• GIVEN DATA

* * * * * * *

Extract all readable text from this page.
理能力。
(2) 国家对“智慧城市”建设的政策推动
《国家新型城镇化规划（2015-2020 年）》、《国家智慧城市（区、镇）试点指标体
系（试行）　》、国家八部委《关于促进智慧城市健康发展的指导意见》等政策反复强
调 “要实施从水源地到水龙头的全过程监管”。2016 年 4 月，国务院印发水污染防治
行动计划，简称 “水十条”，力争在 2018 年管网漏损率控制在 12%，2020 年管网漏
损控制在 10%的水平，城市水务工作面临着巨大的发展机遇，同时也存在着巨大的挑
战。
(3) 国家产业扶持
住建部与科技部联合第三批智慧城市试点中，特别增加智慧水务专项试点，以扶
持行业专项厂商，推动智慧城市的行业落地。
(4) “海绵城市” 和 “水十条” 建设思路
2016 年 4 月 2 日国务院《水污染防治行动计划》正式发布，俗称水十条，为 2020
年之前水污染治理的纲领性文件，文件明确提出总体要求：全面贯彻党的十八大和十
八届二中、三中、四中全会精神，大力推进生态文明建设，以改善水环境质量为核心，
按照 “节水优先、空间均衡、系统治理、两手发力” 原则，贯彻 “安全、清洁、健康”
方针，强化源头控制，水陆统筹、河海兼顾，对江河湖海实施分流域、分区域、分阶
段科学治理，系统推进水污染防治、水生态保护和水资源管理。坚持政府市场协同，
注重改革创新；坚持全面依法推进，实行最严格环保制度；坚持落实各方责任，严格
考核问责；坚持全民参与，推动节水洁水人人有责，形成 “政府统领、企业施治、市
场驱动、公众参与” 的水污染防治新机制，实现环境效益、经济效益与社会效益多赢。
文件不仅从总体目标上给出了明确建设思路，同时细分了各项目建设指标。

* * * * * * *

• TASK GOAL
Please set down all the data word for word.

• RESULT OF THE EXERCISE
Extract all readable text from this page.
理能力。
(2) 国家对“智慧城市”建设的政策推动
《国家新型城镇化规划（2015-2020 年）》、《国家智慧城市（区、镇）试点指标体
系（试行）　》、国家八部委《关于促进智慧城市健康发展的指导意见》等政策反复强
调 “要实施从水源地到水龙头的全过程监管”。2016 年 4 月，国务院印发水污染防治
行动计划，简称 “水十条”，力争在 2018 年管网漏损率控制在 12%，2020 年管网漏
损控制在 10%的水平，城市水务工作面临着巨大的发展机遇，同时也存在着巨大的挑
战。
(3) 国家产业扶持
住建部与科技部联合第三批智慧城市试点中，特别增加智慧水务专项试点，以扶
持行业专项厂商，推动智慧城市的行业落地。
(4) “海绵城市” 和 “水十条” 建设思路
2016 年 4 月 2 日国务院《水污染防治行动计划》正式发布，俗称水十条，为 2020
年之前水污染治理的纲领性文件，文件明确提出总体要求：全面贯彻党的十八大和十
八届二中、三中、四中全会精神，大力推进生态文明建设，以改善水环境质量为核心，
按照 “节水优先、空间均衡、系统治理、两手发力” 原则，贯彻 “安全、清洁、健康”
方针，强化源头控制，水陆统筹、河海兼顾，对江河湖海实施分流域、分区域、分阶
段科学治理，系统推进水污染防治、水生态保护和水资源管理。坚持政府市场协同，
注重改革创新；坚持全面依法推进，实行最严格环保制度；坚持落实各方责任，严格
考核问责；坚持全民参与，推动节水洁水人人有责，形成 “政府统领、企业施治、市
场驱动、公众参与” 的水污染防治新机制，实现环境效益、经济效益与社会效益多赢。
文件不仅从总体目标上给出了明确建设思路，同时细分了各项目建设指标。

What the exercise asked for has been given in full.